**Given problem**
Can you retype every record below exactly as written?

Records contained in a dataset
******
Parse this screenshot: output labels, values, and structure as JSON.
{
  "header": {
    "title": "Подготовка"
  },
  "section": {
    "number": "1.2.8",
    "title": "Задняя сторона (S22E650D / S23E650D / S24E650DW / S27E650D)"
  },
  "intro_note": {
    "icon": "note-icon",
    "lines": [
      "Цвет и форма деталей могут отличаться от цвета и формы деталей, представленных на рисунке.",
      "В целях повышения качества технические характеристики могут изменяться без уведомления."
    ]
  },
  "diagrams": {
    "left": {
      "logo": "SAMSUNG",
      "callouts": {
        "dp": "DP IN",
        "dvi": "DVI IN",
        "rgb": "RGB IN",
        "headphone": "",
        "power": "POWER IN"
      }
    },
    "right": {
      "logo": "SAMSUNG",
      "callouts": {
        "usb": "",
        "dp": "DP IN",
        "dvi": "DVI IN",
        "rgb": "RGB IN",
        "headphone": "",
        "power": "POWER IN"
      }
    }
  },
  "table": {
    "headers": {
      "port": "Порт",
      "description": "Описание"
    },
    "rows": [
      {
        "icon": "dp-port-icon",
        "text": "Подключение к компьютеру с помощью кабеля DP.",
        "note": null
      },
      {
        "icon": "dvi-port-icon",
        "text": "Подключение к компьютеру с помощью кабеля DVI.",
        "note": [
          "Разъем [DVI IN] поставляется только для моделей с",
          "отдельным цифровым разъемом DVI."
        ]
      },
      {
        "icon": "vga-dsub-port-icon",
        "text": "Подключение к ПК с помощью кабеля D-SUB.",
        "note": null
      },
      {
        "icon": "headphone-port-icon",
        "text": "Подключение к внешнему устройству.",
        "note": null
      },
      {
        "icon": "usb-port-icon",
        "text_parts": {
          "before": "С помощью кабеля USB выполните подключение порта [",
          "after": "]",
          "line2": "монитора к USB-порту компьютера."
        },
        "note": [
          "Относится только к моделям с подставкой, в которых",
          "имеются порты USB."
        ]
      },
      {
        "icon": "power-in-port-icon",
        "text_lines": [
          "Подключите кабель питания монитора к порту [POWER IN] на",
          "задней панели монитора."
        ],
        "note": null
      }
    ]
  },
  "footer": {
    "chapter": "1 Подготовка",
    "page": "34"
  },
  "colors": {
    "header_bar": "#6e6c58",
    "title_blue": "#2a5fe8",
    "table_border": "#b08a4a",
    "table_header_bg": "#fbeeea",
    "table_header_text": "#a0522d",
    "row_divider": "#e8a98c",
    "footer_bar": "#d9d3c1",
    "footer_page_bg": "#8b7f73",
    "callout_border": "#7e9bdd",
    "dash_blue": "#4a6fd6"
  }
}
******
**Task response**
Parse this screenshot: output labels, values, and structure as JSON.
{
  "header": {
    "title": "Подготовка"
  },
  "section": {
    "number": "1.2.8",
    "title": "Задняя сторона (S22E650D / S23E650D / S24E650DW / S27E650D)"
  },
  "intro_note": {
    "icon": "note-icon",
    "lines": [
      "Цвет и форма деталей могут отличаться от цвета и формы деталей, представленных на рисунке.",
      "В целях повышения качества технические характеристики могут изменяться без уведомления."
    ]
  },
  "diagrams": {
    "left": {
      "logo": "SAMSUNG",
      "callouts": {
        "dp": "DP IN",
        "dvi": "DVI IN",
        "rgb": "RGB IN",
        "headphone": "",
        "power": "POWER IN"
      }
    },
    "right": {
      "logo": "SAMSUNG",
      "callouts": {
        "usb": "",
        "dp": "DP IN",
        "dvi": "DVI IN",
        "rgb": "RGB IN",
        "headphone": "",
        "power": "POWER IN"
      }
    }
  },
  "table": {
    "headers": {
      "port": "Порт",
      "description": "Описание"
    },
    "rows": [
      {
        "icon": "dp-port-icon",
        "text": "Подключение к компьютеру с помощью кабеля DP.",
        "note": null
      },
      {
        "icon": "dvi-port-icon",
        "text": "Подключение к компьютеру с помощью кабеля DVI.",
        "note": [
          "Разъем [DVI IN] поставляется только для моделей с",
          "отдельным цифровым разъемом DVI."
        ]
      },
      {
        "icon": "vga-dsub-port-icon",
        "text": "Подключение к ПК с помощью кабеля D-SUB.",
        "note": null
      },
      {
        "icon": "headphone-port-icon",
        "text": "Подключение к внешнему устройству.",
        "note": null
      },
      {
        "icon": "usb-port-icon",
        "text_parts": {
          "before": "С помощью кабеля USB выполните подключение порта [",
          "after": "]",
          "line2": "монитора к USB-порту компьютера."
        },
        "note": [
          "Относится только к моделям с подставкой, в которых",
          "имеются порты USB."
        ]
      },
      {
        "icon": "power-in-port-icon",
        "text_lines": [
          "Подключите кабель питания монитора к порту [POWER IN] на",
          "задней панели монитора."
        ],
        "note": null
      }
    ]
  },
  "footer": {
    "chapter": "1 Подготовка",
    "page": "34"
  },
  "colors": {
    "header_bar": "#6e6c58",
    "title_blue": "#2a5fe8",
    "table_border": "#b08a4a",
    "table_header_bg": "#fbeeea",
    "table_header_text": "#a0522d",
    "row_divider": "#e8a98c",
    "footer_bar": "#d9d3c1",
    "footer_page_bg": "#8b7f73",
    "callout_border": "#7e9bdd",
    "dash_blue": "#4a6fd6"
  }
}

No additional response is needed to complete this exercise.